# Requirements
Looking at the listing beneath, work out how many lines hold "system" and report only that figure.

# Dataset excerpts
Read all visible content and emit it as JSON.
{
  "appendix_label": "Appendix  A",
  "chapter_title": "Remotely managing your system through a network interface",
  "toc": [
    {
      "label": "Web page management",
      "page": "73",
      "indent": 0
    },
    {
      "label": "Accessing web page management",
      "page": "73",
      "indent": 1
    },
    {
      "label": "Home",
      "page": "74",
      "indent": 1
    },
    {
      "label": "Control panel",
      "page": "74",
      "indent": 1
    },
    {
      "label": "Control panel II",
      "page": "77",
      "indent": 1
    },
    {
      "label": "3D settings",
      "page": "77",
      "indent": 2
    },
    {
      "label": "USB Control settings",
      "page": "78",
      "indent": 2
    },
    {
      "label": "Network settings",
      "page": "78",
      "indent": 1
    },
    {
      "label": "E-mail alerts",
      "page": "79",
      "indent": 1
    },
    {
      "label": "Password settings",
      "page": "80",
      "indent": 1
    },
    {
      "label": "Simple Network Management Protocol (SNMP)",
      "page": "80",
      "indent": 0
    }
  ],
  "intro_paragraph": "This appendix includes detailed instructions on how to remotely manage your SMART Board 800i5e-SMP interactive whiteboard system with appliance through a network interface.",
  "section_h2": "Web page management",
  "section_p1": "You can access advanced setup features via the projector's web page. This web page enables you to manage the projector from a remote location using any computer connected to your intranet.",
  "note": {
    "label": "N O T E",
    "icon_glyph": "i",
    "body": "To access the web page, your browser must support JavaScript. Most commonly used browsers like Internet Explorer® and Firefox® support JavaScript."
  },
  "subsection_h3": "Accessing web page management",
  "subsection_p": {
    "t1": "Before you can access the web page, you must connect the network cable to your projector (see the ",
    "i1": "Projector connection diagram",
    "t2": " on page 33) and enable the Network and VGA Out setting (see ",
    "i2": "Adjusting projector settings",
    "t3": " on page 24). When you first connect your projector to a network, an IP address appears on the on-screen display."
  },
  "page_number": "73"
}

# Result for this task
2